• Given instruction
The data below needs to be returned exactly, line for line.
======
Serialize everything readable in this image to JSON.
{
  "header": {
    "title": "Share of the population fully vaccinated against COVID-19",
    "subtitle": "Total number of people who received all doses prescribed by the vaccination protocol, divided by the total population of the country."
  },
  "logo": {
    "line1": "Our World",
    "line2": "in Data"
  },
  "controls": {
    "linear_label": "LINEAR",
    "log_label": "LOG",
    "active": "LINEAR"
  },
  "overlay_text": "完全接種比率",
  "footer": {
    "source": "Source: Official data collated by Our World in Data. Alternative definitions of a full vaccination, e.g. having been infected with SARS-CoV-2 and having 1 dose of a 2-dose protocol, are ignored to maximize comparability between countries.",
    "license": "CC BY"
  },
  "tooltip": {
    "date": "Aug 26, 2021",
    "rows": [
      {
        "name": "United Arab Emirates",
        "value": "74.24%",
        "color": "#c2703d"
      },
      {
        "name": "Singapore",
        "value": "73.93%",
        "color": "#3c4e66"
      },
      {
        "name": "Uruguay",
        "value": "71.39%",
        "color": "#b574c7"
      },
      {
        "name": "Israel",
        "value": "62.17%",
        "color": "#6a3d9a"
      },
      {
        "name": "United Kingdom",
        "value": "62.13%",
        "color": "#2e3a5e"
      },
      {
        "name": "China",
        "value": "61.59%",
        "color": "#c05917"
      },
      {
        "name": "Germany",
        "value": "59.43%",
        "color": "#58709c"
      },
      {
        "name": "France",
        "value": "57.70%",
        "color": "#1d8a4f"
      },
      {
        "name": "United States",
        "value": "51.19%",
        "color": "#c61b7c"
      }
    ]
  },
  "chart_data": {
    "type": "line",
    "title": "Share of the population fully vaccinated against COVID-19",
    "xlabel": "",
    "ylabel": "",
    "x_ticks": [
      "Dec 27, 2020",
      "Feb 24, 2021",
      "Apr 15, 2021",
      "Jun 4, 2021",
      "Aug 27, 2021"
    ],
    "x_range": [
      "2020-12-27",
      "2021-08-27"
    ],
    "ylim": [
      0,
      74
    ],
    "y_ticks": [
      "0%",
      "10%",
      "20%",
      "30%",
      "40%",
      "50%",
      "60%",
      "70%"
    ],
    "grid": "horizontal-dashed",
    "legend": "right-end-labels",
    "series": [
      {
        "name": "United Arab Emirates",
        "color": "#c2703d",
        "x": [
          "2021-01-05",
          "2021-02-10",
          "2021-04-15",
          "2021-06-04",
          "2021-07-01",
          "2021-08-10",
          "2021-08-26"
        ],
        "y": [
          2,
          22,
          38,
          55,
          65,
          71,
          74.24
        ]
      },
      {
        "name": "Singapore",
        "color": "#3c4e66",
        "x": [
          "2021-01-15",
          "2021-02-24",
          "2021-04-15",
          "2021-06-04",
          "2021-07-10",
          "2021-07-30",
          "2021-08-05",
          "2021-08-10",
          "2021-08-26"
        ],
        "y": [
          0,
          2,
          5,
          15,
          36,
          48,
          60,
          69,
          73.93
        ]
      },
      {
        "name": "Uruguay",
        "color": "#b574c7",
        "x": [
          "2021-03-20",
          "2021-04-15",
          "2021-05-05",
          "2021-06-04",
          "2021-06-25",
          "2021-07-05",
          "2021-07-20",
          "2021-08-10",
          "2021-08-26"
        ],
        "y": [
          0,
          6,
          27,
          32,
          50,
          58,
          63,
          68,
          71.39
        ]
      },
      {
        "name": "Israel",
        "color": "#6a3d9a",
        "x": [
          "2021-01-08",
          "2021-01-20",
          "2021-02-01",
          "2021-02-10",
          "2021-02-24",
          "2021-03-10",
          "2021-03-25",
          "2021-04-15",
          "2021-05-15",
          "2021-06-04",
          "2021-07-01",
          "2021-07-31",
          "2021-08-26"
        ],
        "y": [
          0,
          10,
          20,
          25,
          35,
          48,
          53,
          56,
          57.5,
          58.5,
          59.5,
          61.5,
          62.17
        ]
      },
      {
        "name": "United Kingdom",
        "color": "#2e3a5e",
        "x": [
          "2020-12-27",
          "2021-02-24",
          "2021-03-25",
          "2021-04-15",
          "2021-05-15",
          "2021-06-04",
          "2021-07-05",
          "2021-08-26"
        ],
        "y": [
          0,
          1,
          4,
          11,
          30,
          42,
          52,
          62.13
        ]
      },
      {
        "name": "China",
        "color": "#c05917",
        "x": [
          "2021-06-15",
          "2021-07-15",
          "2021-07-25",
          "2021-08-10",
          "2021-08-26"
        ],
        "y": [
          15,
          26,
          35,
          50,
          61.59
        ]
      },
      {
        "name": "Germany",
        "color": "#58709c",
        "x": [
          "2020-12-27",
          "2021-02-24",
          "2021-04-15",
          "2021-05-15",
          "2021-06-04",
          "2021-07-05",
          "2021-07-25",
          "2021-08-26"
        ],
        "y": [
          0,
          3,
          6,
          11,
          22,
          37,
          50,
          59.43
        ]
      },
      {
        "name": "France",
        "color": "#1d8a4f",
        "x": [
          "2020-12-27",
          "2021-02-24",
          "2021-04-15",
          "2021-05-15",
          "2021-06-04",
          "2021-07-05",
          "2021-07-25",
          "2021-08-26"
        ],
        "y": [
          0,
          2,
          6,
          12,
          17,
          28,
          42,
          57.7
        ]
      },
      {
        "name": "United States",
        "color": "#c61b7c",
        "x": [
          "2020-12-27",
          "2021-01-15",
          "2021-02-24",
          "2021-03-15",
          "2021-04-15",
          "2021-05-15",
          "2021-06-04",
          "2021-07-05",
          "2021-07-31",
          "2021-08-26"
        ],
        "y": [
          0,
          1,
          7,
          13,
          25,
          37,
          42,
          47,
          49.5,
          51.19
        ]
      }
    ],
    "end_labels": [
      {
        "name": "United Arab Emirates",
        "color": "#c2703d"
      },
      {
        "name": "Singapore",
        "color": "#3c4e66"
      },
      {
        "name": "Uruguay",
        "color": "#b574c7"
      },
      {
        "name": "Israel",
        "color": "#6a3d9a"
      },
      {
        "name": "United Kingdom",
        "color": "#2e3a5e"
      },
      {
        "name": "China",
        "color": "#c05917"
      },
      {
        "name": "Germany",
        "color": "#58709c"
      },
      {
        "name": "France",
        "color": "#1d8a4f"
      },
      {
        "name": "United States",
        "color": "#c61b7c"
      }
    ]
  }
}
======
• Output for this exercise
Serialize everything readable in this image to JSON.
{
  "header": {
    "title": "Share of the population fully vaccinated against COVID-19",
    "subtitle": "Total number of people who received all doses prescribed by the vaccination protocol, divided by the total population of the country."
  },
  "logo": {
    "line1": "Our World",
    "line2": "in Data"
  },
  "controls": {
    "linear_label": "LINEAR",
    "log_label": "LOG",
    "active": "LINEAR"
  },
  "overlay_text": "完全接種比率",
  "footer": {
    "source": "Source: Official data collated by Our World in Data. Alternative definitions of a full vaccination, e.g. having been infected with SARS-CoV-2 and having 1 dose of a 2-dose protocol, are ignored to maximize comparability between countries.",
    "license": "CC BY"
  },
  "tooltip": {
    "date": "Aug 26, 2021",
    "rows": [
      {
        "name": "United Arab Emirates",
        "value": "74.24%",
        "color": "#c2703d"
      },
      {
        "name": "Singapore",
        "value": "73.93%",
        "color": "#3c4e66"
      },
      {
        "name": "Uruguay",
        "value": "71.39%",
        "color": "#b574c7"
      },
      {
        "name": "Israel",
        "value": "62.17%",
        "color": "#6a3d9a"
      },
      {
        "name": "United Kingdom",
        "value": "62.13%",
        "color": "#2e3a5e"
      },
      {
        "name": "China",
        "value": "61.59%",
        "color": "#c05917"
      },
      {
        "name": "Germany",
        "value": "59.43%",
        "color": "#58709c"
      },
      {
        "name": "France",
        "value": "57.70%",
        "color": "#1d8a4f"
      },
      {
        "name": "United States",
        "value": "51.19%",
        "color": "#c61b7c"
      }
    ]
  },
  "chart_data": {
    "type": "line",
    "title": "Share of the population fully vaccinated against COVID-19",
    "xlabel": "",
    "ylabel": "",
    "x_ticks": [
      "Dec 27, 2020",
      "Feb 24, 2021",
      "Apr 15, 2021",
      "Jun 4, 2021",
      "Aug 27, 2021"
    ],
    "x_range": [
      "2020-12-27",
      "2021-08-27"
    ],
    "ylim": [
      0,
      74
    ],
    "y_ticks": [
      "0%",
      "10%",
      "20%",
      "30%",
      "40%",
      "50%",
      "60%",
      "70%"
    ],
    "grid": "horizontal-dashed",
    "legend": "right-end-labels",
    "series": [
      {
        "name": "United Arab Emirates",
        "color": "#c2703d",
        "x": [
          "2021-01-05",
          "2021-02-10",
          "2021-04-15",
          "2021-06-04",
          "2021-07-01",
          "2021-08-10",
          "2021-08-26"
        ],
        "y": [
          2,
          22,
          38,
          55,
          65,
          71,
          74.24
        ]
      },
      {
        "name": "Singapore",
        "color": "#3c4e66",
        "x": [
          "2021-01-15",
          "2021-02-24",
          "2021-04-15",
          "2021-06-04",
          "2021-07-10",
          "2021-07-30",
          "2021-08-05",
          "2021-08-10",
          "2021-08-26"
        ],
        "y": [
          0,
          2,
          5,
          15,
          36,
          48,
          60,
          69,
          73.93
        ]
      },
      {
        "name": "Uruguay",
        "color": "#b574c7",
        "x": [
          "2021-03-20",
          "2021-04-15",
          "2021-05-05",
          "2021-06-04",
          "2021-06-25",
          "2021-07-05",
          "2021-07-20",
          "2021-08-10",
          "2021-08-26"
        ],
        "y": [
          0,
          6,
          27,
          32,
          50,
          58,
          63,
          68,
          71.39
        ]
      },
      {
        "name": "Israel",
        "color": "#6a3d9a",
        "x": [
          "2021-01-08",
          "2021-01-20",
          "2021-02-01",
          "2021-02-10",
          "2021-02-24",
          "2021-03-10",
          "2021-03-25",
          "2021-04-15",
          "2021-05-15",
          "2021-06-04",
          "2021-07-01",
          "2021-07-31",
          "2021-08-26"
        ],
        "y": [
          0,
          10,
          20,
          25,
          35,
          48,
          53,
          56,
          57.5,
          58.5,
          59.5,
          61.5,
          62.17
        ]
      },
      {
        "name": "United Kingdom",
        "color": "#2e3a5e",
        "x": [
          "2020-12-27",
          "2021-02-24",
          "2021-03-25",
          "2021-04-15",
          "2021-05-15",
          "2021-06-04",
          "2021-07-05",
          "2021-08-26"
        ],
        "y": [
          0,
          1,
          4,
          11,
          30,
          42,
          52,
          62.13
        ]
      },
      {
        "name": "China",
        "color": "#c05917",
        "x": [
          "2021-06-15",
          "2021-07-15",
          "2021-07-25",
          "2021-08-10",
          "2021-08-26"
        ],
        "y": [
          15,
          26,
          35,
          50,
          61.59
        ]
      },
      {
        "name": "Germany",
        "color": "#58709c",
        "x": [
          "2020-12-27",
          "2021-02-24",
          "2021-04-15",
          "2021-05-15",
          "2021-06-04",
          "2021-07-05",
          "2021-07-25",
          "2021-08-26"
        ],
        "y": [
          0,
          3,
          6,
          11,
          22,
          37,
          50,
          59.43
        ]
      },
      {
        "name": "France",
        "color": "#1d8a4f",
        "x": [
          "2020-12-27",
          "2021-02-24",
          "2021-04-15",
          "2021-05-15",
          "2021-06-04",
          "2021-07-05",
          "2021-07-25",
          "2021-08-26"
        ],
        "y": [
          0,
          2,
          6,
          12,
          17,
          28,
          42,
          57.7
        ]
      },
      {
        "name": "United States",
        "color": "#c61b7c",
        "x": [
          "2020-12-27",
          "2021-01-15",
          "2021-02-24",
          "2021-03-15",
          "2021-04-15",
          "2021-05-15",
          "2021-06-04",
          "2021-07-05",
          "2021-07-31",
          "2021-08-26"
        ],
        "y": [
          0,
          1,
          7,
          13,
          25,
          37,
          42,
          47,
          49.5,
          51.19
        ]
      }
    ],
    "end_labels": [
      {
        "name": "United Arab Emirates",
        "color": "#c2703d"
      },
      {
        "name": "Singapore",
        "color": "#3c4e66"
      },
      {
        "name": "Uruguay",
        "color": "#b574c7"
      },
      {
        "name": "Israel",
        "color": "#6a3d9a"
      },
      {
        "name": "United Kingdom",
        "color": "#2e3a5e"
      },
      {
        "name": "China",
        "color": "#c05917"
      },
      {
        "name": "Germany",
        "color": "#58709c"
      },
      {
        "name": "France",
        "color": "#1d8a4f"
      },
      {
        "name": "United States",
        "color": "#c61b7c"
      }
    ]
  }
}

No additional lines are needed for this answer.